> _SET PROBLEM_: Pull out each line of the data that includes the word "United".

[Records from a collection]
++++++++
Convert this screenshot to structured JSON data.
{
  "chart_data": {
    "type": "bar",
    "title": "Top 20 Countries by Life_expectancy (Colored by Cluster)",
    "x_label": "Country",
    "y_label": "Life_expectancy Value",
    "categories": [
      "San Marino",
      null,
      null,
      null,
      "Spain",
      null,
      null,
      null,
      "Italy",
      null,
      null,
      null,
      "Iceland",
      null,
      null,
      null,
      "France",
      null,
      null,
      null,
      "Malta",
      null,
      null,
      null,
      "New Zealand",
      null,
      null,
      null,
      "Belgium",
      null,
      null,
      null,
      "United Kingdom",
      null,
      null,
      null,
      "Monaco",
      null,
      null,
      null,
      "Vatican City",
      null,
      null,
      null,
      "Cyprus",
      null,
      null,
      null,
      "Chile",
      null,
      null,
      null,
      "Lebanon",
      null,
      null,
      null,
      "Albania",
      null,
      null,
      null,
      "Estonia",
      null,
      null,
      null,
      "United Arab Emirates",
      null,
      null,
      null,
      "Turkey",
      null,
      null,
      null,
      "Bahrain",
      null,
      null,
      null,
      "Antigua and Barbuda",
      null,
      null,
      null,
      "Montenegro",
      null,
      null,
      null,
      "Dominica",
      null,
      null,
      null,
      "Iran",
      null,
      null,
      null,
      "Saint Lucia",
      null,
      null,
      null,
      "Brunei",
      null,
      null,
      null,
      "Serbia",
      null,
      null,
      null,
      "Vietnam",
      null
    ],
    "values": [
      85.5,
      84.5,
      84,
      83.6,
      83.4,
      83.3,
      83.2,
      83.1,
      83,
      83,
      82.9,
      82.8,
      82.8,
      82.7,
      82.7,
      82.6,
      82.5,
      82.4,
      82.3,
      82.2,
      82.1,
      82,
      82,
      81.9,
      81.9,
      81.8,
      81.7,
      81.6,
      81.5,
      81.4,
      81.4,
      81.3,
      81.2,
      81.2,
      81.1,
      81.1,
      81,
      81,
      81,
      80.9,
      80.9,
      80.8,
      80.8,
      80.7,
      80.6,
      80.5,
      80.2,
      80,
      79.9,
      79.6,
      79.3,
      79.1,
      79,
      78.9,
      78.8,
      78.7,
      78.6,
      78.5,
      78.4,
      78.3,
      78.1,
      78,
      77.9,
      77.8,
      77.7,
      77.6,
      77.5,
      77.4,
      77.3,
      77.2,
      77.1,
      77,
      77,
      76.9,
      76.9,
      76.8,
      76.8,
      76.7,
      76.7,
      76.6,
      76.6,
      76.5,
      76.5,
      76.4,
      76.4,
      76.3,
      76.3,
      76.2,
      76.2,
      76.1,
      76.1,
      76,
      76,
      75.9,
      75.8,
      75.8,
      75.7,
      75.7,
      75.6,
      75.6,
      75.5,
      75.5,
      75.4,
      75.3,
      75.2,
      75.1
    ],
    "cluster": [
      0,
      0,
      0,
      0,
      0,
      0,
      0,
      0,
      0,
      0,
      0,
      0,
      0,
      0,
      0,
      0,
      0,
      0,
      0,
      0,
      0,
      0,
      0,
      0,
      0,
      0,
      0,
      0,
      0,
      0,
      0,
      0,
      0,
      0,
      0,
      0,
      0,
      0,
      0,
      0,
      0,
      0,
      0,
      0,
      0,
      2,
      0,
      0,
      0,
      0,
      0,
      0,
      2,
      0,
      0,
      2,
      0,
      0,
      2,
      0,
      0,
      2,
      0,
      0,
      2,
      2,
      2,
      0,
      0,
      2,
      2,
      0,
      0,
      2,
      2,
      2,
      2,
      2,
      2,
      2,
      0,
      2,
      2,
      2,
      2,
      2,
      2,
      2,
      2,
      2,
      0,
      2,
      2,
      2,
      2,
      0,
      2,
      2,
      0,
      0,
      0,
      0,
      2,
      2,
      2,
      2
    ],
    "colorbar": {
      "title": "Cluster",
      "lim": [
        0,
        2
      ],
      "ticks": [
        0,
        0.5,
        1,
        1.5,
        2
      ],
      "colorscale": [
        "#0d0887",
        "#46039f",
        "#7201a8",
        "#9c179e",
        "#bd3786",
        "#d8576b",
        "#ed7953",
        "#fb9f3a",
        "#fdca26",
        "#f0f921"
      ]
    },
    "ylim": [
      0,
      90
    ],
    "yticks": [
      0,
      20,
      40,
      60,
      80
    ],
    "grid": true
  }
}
++++++++
> _CORRECT ANSWER_:
      "United Kingdom",
      "United Arab Emirates",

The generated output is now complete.